## EXERCISE GOAL
What is needed is every line of the data that includes the word "Magnesium". Please copy each one.

EXTRACTED ENTRIES Start Marker

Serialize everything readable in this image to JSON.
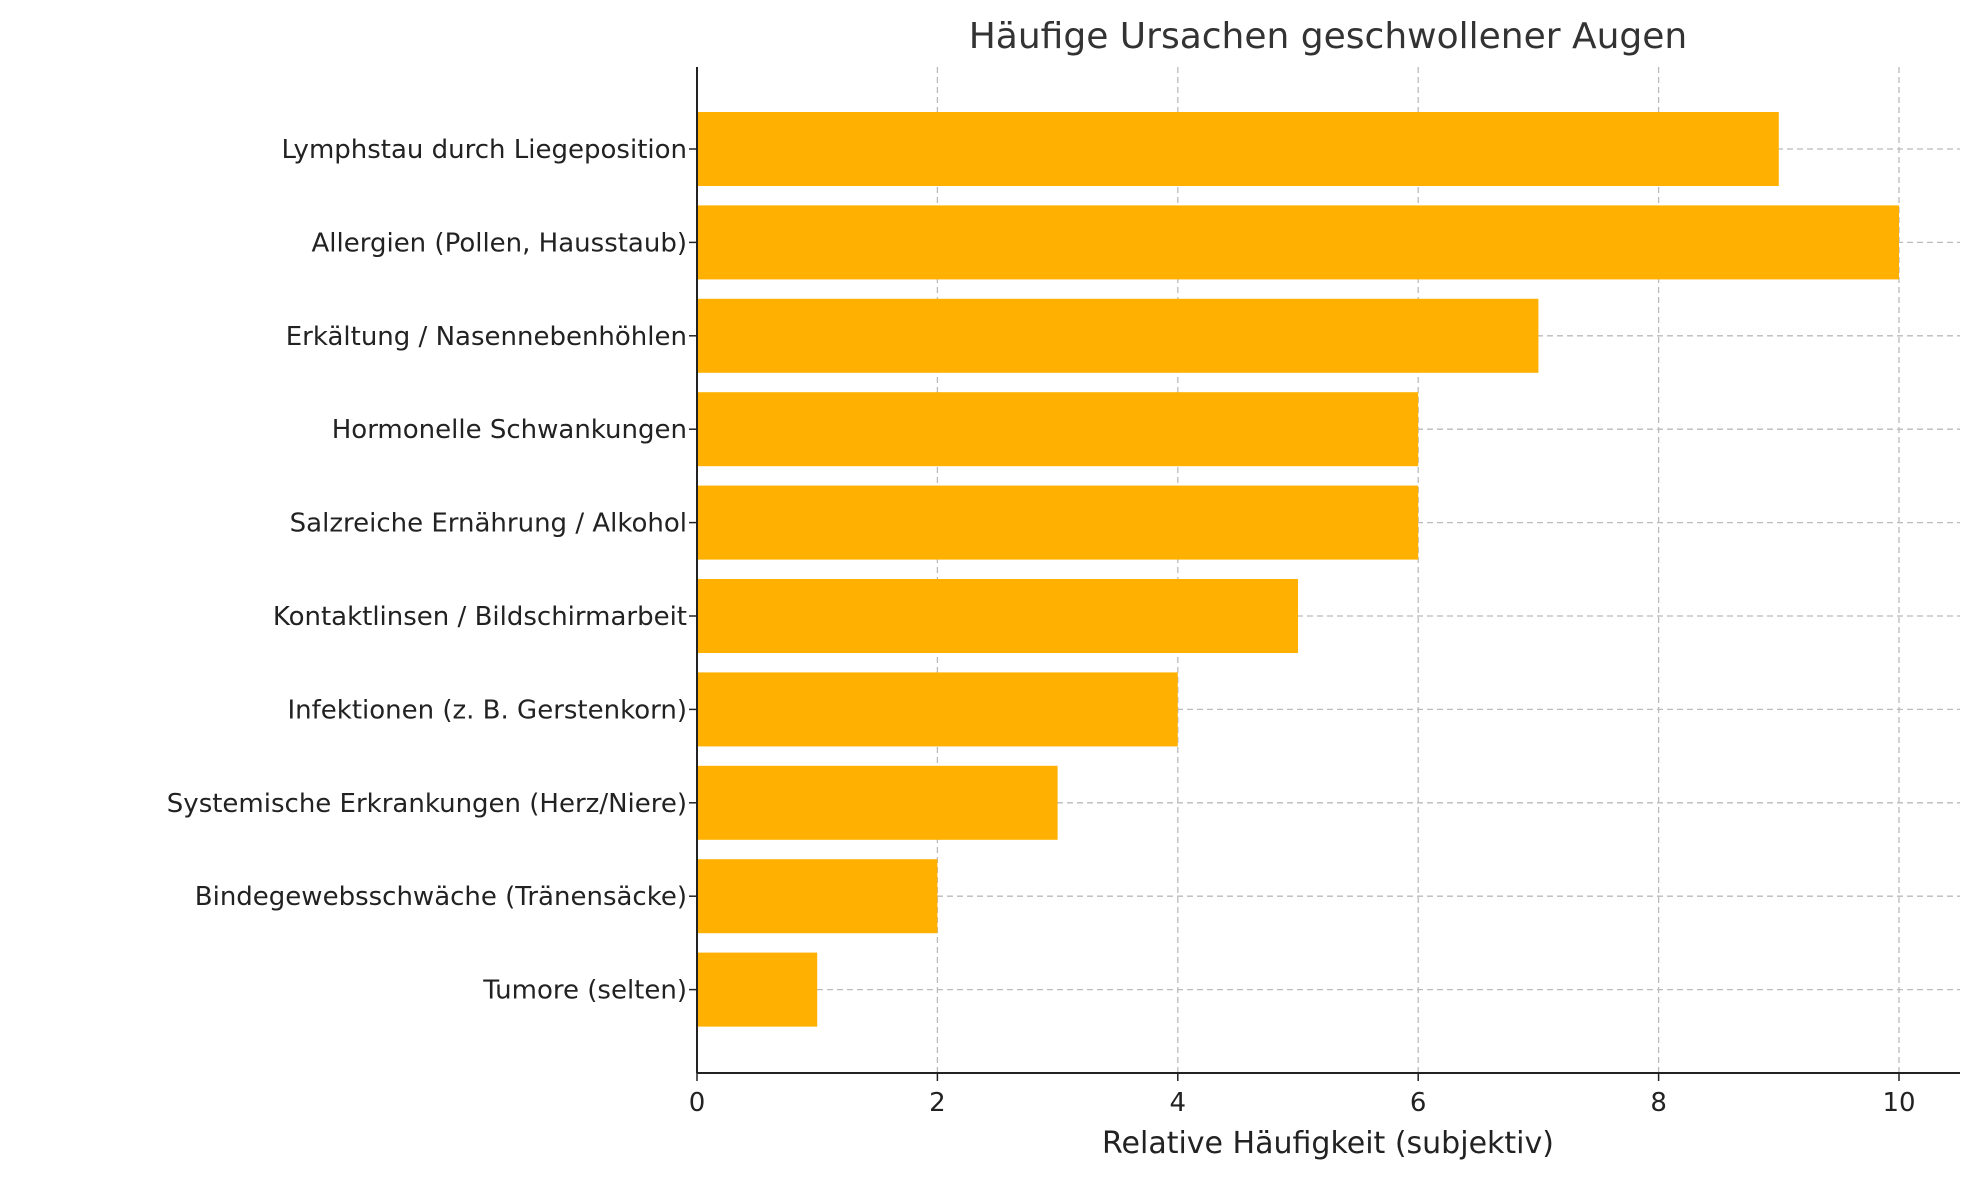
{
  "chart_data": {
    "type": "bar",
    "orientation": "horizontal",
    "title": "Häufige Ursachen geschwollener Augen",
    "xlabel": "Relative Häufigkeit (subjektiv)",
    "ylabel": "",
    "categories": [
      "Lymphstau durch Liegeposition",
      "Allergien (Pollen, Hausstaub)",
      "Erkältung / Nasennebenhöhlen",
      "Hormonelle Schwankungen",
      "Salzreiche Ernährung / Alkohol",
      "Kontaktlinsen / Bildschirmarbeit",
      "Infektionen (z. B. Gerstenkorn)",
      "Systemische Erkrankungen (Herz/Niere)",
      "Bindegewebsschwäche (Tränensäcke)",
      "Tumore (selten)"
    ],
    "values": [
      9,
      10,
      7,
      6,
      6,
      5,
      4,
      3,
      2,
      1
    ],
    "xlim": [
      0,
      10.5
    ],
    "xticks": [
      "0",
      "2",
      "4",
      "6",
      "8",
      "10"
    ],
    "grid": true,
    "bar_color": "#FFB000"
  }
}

EXTRACTED ENTRIES End Marker
EXTRACTED ENTRIES Start Marker

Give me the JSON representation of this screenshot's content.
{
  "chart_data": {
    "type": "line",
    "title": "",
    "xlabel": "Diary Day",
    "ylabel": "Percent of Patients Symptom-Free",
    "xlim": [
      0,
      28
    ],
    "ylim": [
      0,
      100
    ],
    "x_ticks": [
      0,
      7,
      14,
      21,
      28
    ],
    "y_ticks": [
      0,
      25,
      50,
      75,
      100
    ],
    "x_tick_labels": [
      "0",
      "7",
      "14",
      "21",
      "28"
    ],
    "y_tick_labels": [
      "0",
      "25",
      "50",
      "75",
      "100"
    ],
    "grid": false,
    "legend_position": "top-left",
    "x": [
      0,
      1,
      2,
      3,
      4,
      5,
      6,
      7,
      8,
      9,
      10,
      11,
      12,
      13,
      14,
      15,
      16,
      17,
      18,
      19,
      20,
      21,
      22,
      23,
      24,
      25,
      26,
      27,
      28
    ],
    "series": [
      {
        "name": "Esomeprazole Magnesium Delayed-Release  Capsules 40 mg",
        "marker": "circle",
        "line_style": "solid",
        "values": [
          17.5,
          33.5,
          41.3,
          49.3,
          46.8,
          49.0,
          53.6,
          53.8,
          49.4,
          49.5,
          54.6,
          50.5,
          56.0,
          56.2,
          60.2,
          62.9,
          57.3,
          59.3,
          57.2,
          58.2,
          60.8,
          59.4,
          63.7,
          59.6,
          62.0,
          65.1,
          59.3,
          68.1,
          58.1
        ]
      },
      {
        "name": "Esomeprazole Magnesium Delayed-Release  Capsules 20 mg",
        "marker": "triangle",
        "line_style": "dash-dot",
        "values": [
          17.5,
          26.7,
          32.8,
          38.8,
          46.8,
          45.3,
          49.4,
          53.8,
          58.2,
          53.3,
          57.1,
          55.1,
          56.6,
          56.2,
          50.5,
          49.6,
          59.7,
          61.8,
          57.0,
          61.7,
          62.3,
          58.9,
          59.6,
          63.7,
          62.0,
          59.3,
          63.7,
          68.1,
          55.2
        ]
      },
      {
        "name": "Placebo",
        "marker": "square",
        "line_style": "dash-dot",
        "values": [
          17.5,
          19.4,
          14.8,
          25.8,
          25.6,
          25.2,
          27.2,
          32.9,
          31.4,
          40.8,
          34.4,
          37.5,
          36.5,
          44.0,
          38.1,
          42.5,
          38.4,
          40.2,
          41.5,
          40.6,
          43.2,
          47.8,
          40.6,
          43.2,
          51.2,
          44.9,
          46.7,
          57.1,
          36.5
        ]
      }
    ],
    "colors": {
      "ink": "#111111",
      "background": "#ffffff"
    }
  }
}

EXTRACTED ENTRIES End Marker

## WRITTEN SOLUTION
        "name": "Esomeprazole Magnesium Delayed-Release  Capsules 40 mg",
        "name": "Esomeprazole Magnesium Delayed-Release  Capsules 20 mg",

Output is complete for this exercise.